Print the lines below word for word, starting at the line that contains "428, 23, 446]" and ending at the line that contains "286, 91, 299]", both included.

::: Information provided :::

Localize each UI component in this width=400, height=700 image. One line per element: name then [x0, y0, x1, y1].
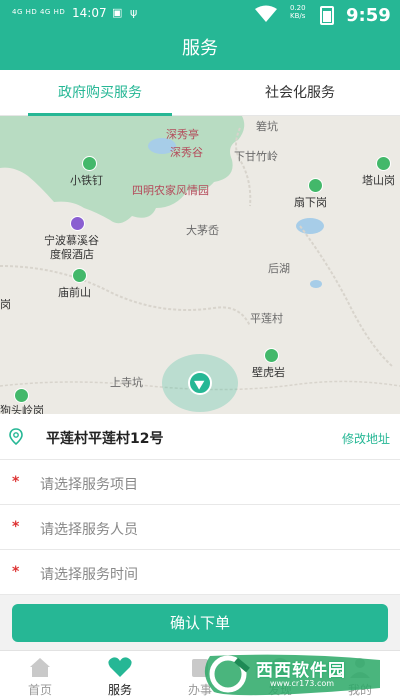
location-pin-icon	[9, 428, 23, 446]
nav-label: 首页	[27, 683, 52, 697]
map-poi-label: 扇下岗	[294, 196, 327, 209]
page-title: 服务	[0, 28, 400, 70]
scenic-pin-icon	[72, 268, 87, 283]
service-item-select[interactable]: * 请选择服务项目	[0, 460, 400, 505]
watermark-url: www.cr173.com	[270, 679, 335, 688]
map-poi-label: 狗头岭岗	[0, 404, 44, 414]
map-poi-label: 塔山岗	[362, 174, 395, 187]
map-poi-label: 庙前山	[58, 286, 91, 299]
status-bar: 4G HD 4G HD 14:07 ▣ ψ 0.20 KB/s 9:59	[0, 0, 400, 28]
map-poi-label: 下甘竹岭	[234, 150, 278, 163]
wifi-icon	[255, 5, 277, 22]
map-view[interactable]: 深秀亭 深秀谷 箬坑 下甘竹岭 塔山岗 小铁钉 四明农家风情园 扇下岗 宁波慕溪…	[0, 116, 400, 414]
signal-indicator: 4G HD 4G HD	[12, 8, 66, 16]
map-poi-label: 小铁钉	[70, 174, 103, 187]
service-staff-select[interactable]: * 请选择服务人员	[0, 505, 400, 550]
tab-government-service[interactable]: 政府购买服务	[0, 70, 200, 116]
nav-item-service[interactable]: 服务	[80, 651, 160, 700]
current-location-icon[interactable]	[188, 371, 212, 395]
address-row: 平莲村平莲村12号 修改地址	[0, 414, 400, 460]
status-time-large: 9:59	[346, 5, 391, 26]
required-mark: *	[12, 519, 20, 535]
scenic-pin-icon	[14, 388, 29, 403]
home-icon	[30, 658, 50, 677]
map-poi-label: 上寺坑	[110, 376, 143, 389]
map-poi-label: 平莲村	[250, 312, 283, 325]
nav-label: 服务	[107, 683, 132, 697]
scenic-pin-icon	[264, 348, 279, 363]
status-clock: 14:07	[72, 6, 107, 20]
heart-icon	[108, 657, 132, 677]
map-poi-label: 深秀谷	[170, 146, 203, 159]
map-poi-label: 后湖	[268, 262, 290, 275]
notification-icon: ▣	[112, 6, 123, 19]
service-time-placeholder: 请选择服务时间	[40, 567, 138, 583]
battery-icon	[320, 6, 334, 25]
service-tabs: 政府购买服务 社会化服务	[0, 70, 400, 116]
hotel-pin-icon	[70, 216, 85, 231]
edit-address-link[interactable]: 修改地址	[342, 430, 390, 447]
usb-icon: ψ	[130, 6, 138, 19]
map-poi-label: 大茅岙	[186, 224, 219, 237]
scenic-pin-icon	[308, 178, 323, 193]
address-text: 平莲村平莲村12号	[46, 431, 164, 447]
map-poi-label: 箬坑	[256, 120, 278, 133]
service-item-placeholder: 请选择服务项目	[40, 477, 138, 493]
network-speed: 0.20 KB/s	[290, 4, 306, 20]
map-poi-label: 度假酒店	[50, 248, 94, 261]
scenic-pin-icon	[376, 156, 391, 171]
map-poi-label: 壁虎岩	[252, 366, 285, 379]
service-time-select[interactable]: * 请选择服务时间	[0, 550, 400, 595]
nav-item-home[interactable]: 首页	[0, 651, 80, 700]
required-mark: *	[12, 564, 20, 580]
map-poi-label: 四明农家风情园	[132, 184, 209, 197]
confirm-order-button[interactable]: 确认下单	[12, 604, 388, 642]
scenic-pin-icon	[82, 156, 97, 171]
service-staff-placeholder: 请选择服务人员	[40, 522, 138, 538]
required-mark: *	[12, 474, 20, 490]
map-poi-label: 深秀亭	[166, 128, 199, 141]
tab-social-service[interactable]: 社会化服务	[200, 70, 400, 116]
map-poi-label: 岗	[0, 298, 11, 311]
watermark-text: 西西软件园	[256, 661, 346, 681]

:::

__Expected output__.
location-pin-icon	[9, 428, 23, 446]
nav-label: 首页	[27, 683, 52, 697]
map-poi-label: 扇下岗	[294, 196, 327, 209]
page-title: 服务	[0, 28, 400, 70]
scenic-pin-icon	[72, 268, 87, 283]
service-item-select[interactable]: * 请选择服务项目	[0, 460, 400, 505]
watermark-url: www.cr173.com	[270, 679, 335, 688]
map-poi-label: 狗头岭岗	[0, 404, 44, 414]
map-poi-label: 塔山岗	[362, 174, 395, 187]
map-poi-label: 庙前山	[58, 286, 91, 299]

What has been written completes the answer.